WHAT THE EXERCISE ASKS:
Can you format the lines of every row below as one numbered list, skipping blank lines and leaving the pictures out?

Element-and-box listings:

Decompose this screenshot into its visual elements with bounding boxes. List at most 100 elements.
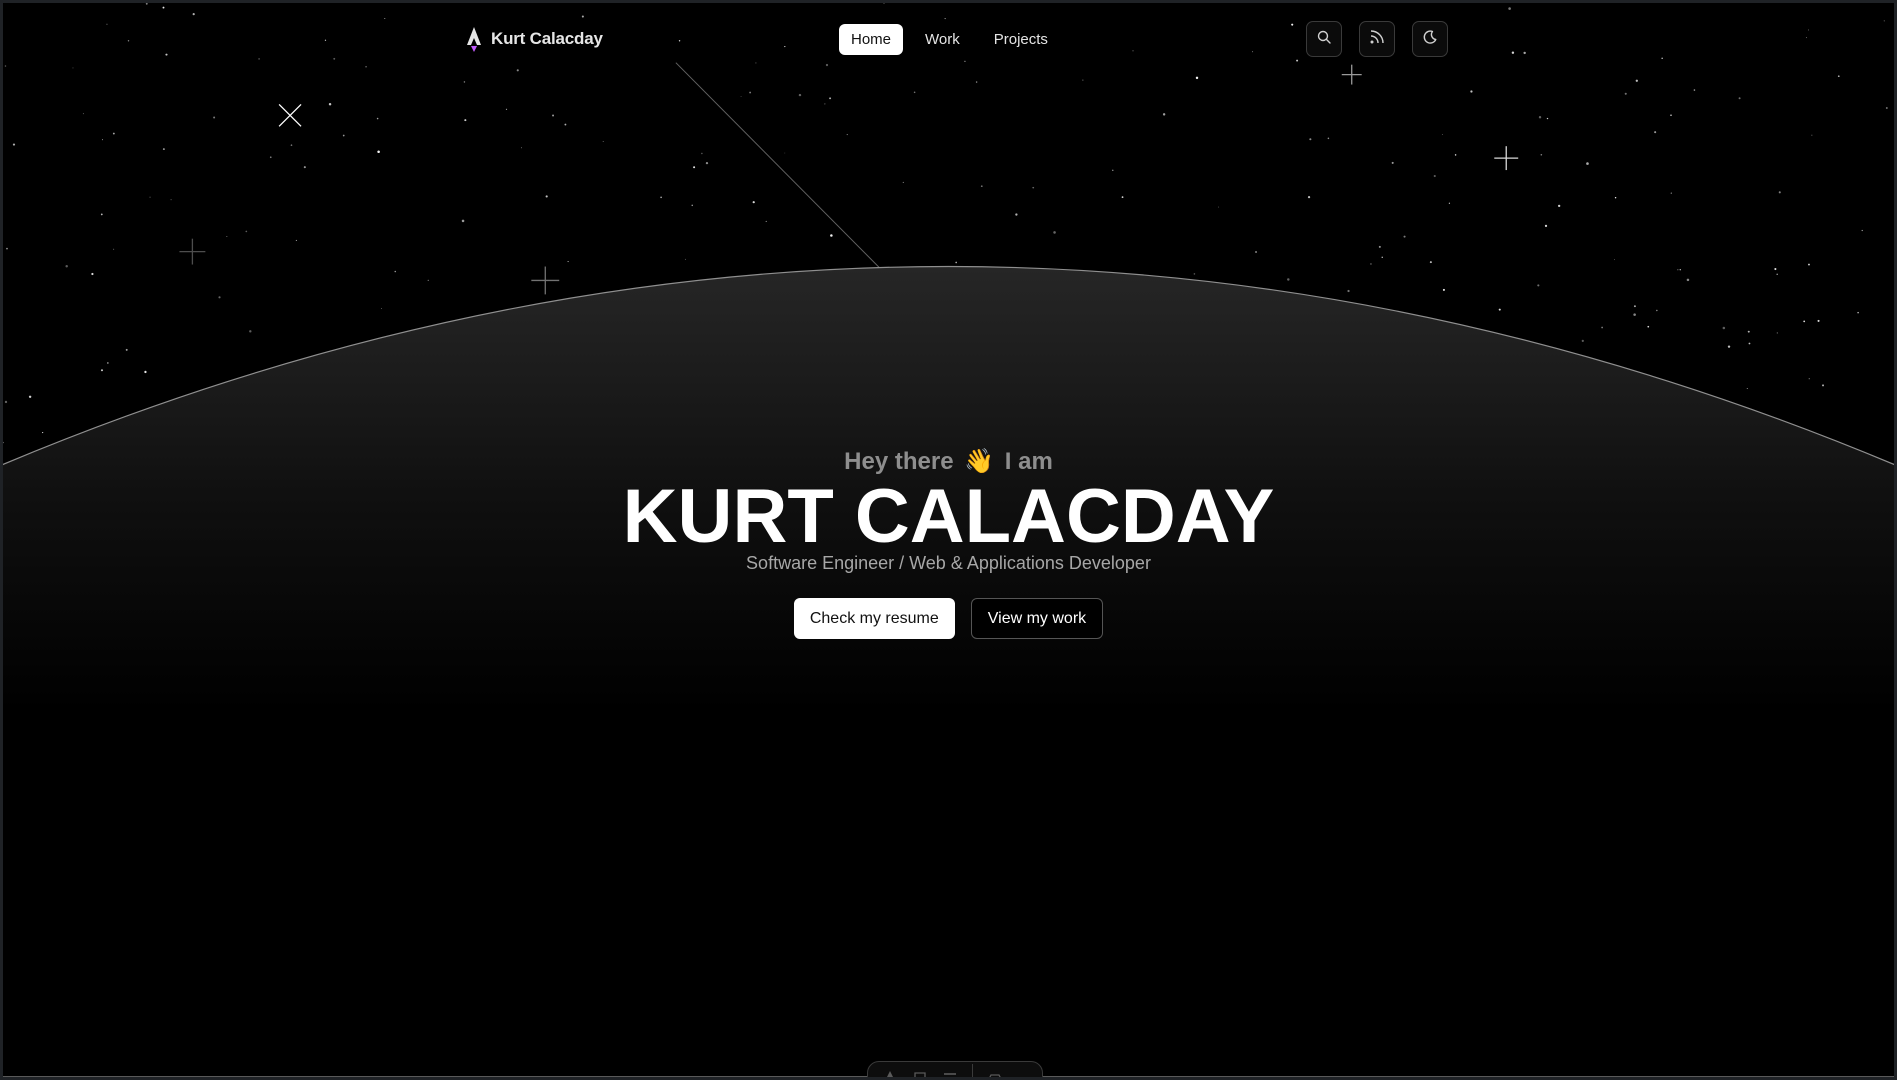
star — [516, 69, 519, 72]
star — [82, 113, 85, 115]
star — [602, 140, 604, 142]
star — [102, 139, 104, 141]
star — [1722, 326, 1726, 330]
star — [1557, 204, 1561, 208]
star — [824, 103, 826, 105]
star — [913, 91, 916, 94]
star — [902, 181, 904, 183]
star — [1635, 79, 1638, 82]
star — [1132, 50, 1134, 52]
star — [1633, 313, 1636, 316]
star — [975, 81, 978, 83]
star — [1193, 273, 1196, 275]
dock-sign-button[interactable] — [912, 1070, 928, 1077]
star — [1296, 59, 1299, 62]
star — [394, 270, 397, 273]
nav-work[interactable]: Work — [913, 24, 972, 55]
star — [749, 91, 752, 94]
star — [1429, 261, 1432, 264]
dock-home-button[interactable] — [882, 1070, 898, 1077]
star — [1523, 51, 1526, 55]
star — [112, 132, 115, 135]
dock-divider — [972, 1064, 973, 1077]
star — [269, 156, 272, 159]
star — [213, 116, 216, 119]
star — [1370, 263, 1372, 265]
star — [1693, 89, 1696, 91]
star — [4, 400, 8, 404]
star — [113, 248, 115, 250]
star — [1614, 259, 1615, 261]
star — [1581, 339, 1584, 343]
star — [1817, 319, 1820, 322]
check-resume-button[interactable]: Check my resume — [793, 598, 955, 639]
star — [295, 239, 297, 242]
star — [1661, 57, 1663, 59]
dock-minus-button[interactable] — [942, 1070, 958, 1077]
nav-home[interactable]: Home — [839, 23, 904, 55]
star — [145, 3, 148, 5]
sparkle-star — [1341, 64, 1362, 85]
nav-projects[interactable]: Projects — [982, 24, 1060, 55]
planet-horizon — [3, 266, 1894, 1077]
star — [1498, 308, 1501, 311]
star — [6, 247, 8, 250]
brand[interactable]: Kurt Calacday — [463, 25, 603, 53]
star — [1121, 196, 1124, 199]
star — [1381, 256, 1383, 258]
star — [1774, 267, 1777, 271]
star — [1776, 332, 1778, 334]
star — [1287, 278, 1290, 281]
star — [1747, 330, 1750, 333]
star — [1677, 269, 1679, 271]
dock-car-button[interactable] — [987, 1070, 1003, 1077]
star — [1656, 309, 1658, 312]
star — [701, 152, 703, 155]
star — [1861, 229, 1863, 232]
star — [980, 185, 983, 188]
star — [1015, 213, 1018, 216]
star — [192, 13, 195, 16]
star — [100, 369, 104, 372]
star — [12, 143, 16, 146]
star — [226, 236, 228, 237]
sparkle-star — [179, 238, 206, 265]
star — [165, 53, 168, 56]
star — [125, 348, 128, 351]
star — [1727, 345, 1731, 348]
star — [28, 395, 32, 399]
star — [1586, 162, 1589, 165]
star — [1614, 196, 1617, 199]
star — [1307, 196, 1311, 199]
star — [1511, 51, 1515, 54]
star — [380, 307, 383, 310]
star — [324, 39, 327, 41]
rss-button[interactable] — [1359, 21, 1395, 57]
main-nav: Home Work Projects — [839, 23, 1060, 55]
star — [106, 23, 108, 25]
star — [1454, 154, 1457, 156]
star — [567, 260, 569, 263]
star — [461, 219, 465, 223]
star — [376, 117, 379, 120]
star — [162, 6, 165, 9]
star — [1746, 387, 1748, 389]
star — [846, 134, 848, 136]
starfield-background — [3, 3, 1894, 1077]
theme-toggle-button[interactable] — [1412, 21, 1448, 57]
toolbar — [1306, 21, 1448, 57]
star — [581, 15, 584, 18]
star — [964, 60, 966, 62]
star — [1544, 224, 1548, 227]
star — [740, 95, 742, 97]
star — [1654, 131, 1657, 134]
star — [290, 144, 293, 146]
view-work-button[interactable]: View my work — [970, 598, 1104, 639]
star — [520, 147, 522, 149]
star — [1441, 134, 1443, 135]
star — [705, 161, 709, 165]
star — [752, 201, 755, 204]
star — [1778, 191, 1781, 194]
search-button[interactable] — [1306, 21, 1342, 57]
star — [1803, 320, 1806, 323]
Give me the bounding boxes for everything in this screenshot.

TASK SOLUTION:
1. Decompose this screenshot into its visual elements with bounding boxes. List at most 100 elements.
2. star — [516, 69, 519, 72]
3. star — [82, 113, 85, 115]
4. star — [602, 140, 604, 142]
5. star — [102, 139, 104, 141]
6. star — [1722, 326, 1726, 330]
7. star — [1557, 204, 1561, 208]
8. star — [824, 103, 826, 105]
9. star — [913, 91, 916, 94]
10. star — [902, 181, 904, 183]
11. star — [1635, 79, 1638, 82]
12. star — [1132, 50, 1134, 52]
13. star — [1633, 313, 1636, 316]
14. star — [975, 81, 978, 83]
15. star — [1193, 273, 1196, 275]
16. dock-sign-button[interactable] — [912, 1070, 928, 1077]
17. star — [1296, 59, 1299, 62]
18. star — [394, 270, 397, 273]
19. nav-work[interactable]: Work — [913, 24, 972, 55]
20. star — [749, 91, 752, 94]
21. star — [1429, 261, 1432, 264]
22. dock-home-button[interactable] — [882, 1070, 898, 1077]
23. star — [1523, 51, 1526, 55]
24. star — [112, 132, 115, 135]
25. dock-divider — [972, 1064, 973, 1077]
26. star — [269, 156, 272, 159]
27. star — [213, 116, 216, 119]
28. star — [1370, 263, 1372, 265]
29. star — [1693, 89, 1696, 91]
30. star — [4, 400, 8, 404]
31. star — [113, 248, 115, 250]
32. star — [1614, 259, 1615, 261]
33. star — [1581, 339, 1584, 343]
34. star — [1817, 319, 1820, 322]
35. check-resume-button[interactable]: Check my resume — [793, 598, 955, 639]
36. star — [295, 239, 297, 242]
37. star — [1661, 57, 1663, 59]
38. dock-minus-button[interactable] — [942, 1070, 958, 1077]
39. nav-home[interactable]: Home — [839, 23, 904, 55]
40. star — [145, 3, 148, 5]
41. sparkle-star — [1341, 64, 1362, 85]
42. nav-projects[interactable]: Projects — [982, 24, 1060, 55]
43. planet-horizon — [3, 266, 1894, 1077]
44. star — [1498, 308, 1501, 311]
45. star — [6, 247, 8, 250]
46. brand[interactable]: Kurt Calacday — [463, 25, 603, 53]
47. star — [1121, 196, 1124, 199]
48. star — [1381, 256, 1383, 258]
49. star — [1774, 267, 1777, 271]
50. star — [1776, 332, 1778, 334]
51. star — [1287, 278, 1290, 281]
52. star — [1747, 330, 1750, 333]
53. star — [1677, 269, 1679, 271]
54. dock-car-button[interactable] — [987, 1070, 1003, 1077]
55. star — [1656, 309, 1658, 312]
56. star — [701, 152, 703, 155]
57. star — [1861, 229, 1863, 232]
58. star — [980, 185, 983, 188]
59. star — [1015, 213, 1018, 216]
60. star — [192, 13, 195, 16]
61. star — [100, 369, 104, 372]
62. star — [12, 143, 16, 146]
63. star — [226, 236, 228, 237]
64. sparkle-star — [179, 238, 206, 265]
65. star — [165, 53, 168, 56]
66. star — [125, 348, 128, 351]
67. star — [1727, 345, 1731, 348]
68. star — [28, 395, 32, 399]
69. star — [1586, 162, 1589, 165]
70. star — [1614, 196, 1617, 199]
71. star — [1307, 196, 1311, 199]
72. star — [1511, 51, 1515, 54]
73. star — [380, 307, 383, 310]
74. star — [324, 39, 327, 41]
75. rss-button[interactable] — [1359, 21, 1395, 57]
76. main-nav: Home Work Projects — [839, 23, 1060, 55]
77. star — [106, 23, 108, 25]
78. star — [1454, 154, 1457, 156]
79. star — [567, 260, 569, 263]
80. star — [461, 219, 465, 223]
81. star — [376, 117, 379, 120]
82. star — [162, 6, 165, 9]
83. star — [1746, 387, 1748, 389]
84. star — [846, 134, 848, 136]
85. starfield-background — [3, 3, 1894, 1077]
86. theme-toggle-button[interactable] — [1412, 21, 1448, 57]
87. toolbar — [1306, 21, 1448, 57]
88. star — [581, 15, 584, 18]
89. star — [964, 60, 966, 62]
90. star — [1544, 224, 1548, 227]
91. star — [740, 95, 742, 97]
92. star — [1654, 131, 1657, 134]
93. star — [290, 144, 293, 146]
94. view-work-button[interactable]: View my work — [970, 598, 1104, 639]
95. star — [520, 147, 522, 149]
96. star — [1441, 134, 1443, 135]
97. star — [705, 161, 709, 165]
98. star — [752, 201, 755, 204]
99. star — [1778, 191, 1781, 194]
100. search-button[interactable] — [1306, 21, 1342, 57]
101. star — [1803, 320, 1806, 323]
102. Give me the bounding boxes for everything in this screenshot.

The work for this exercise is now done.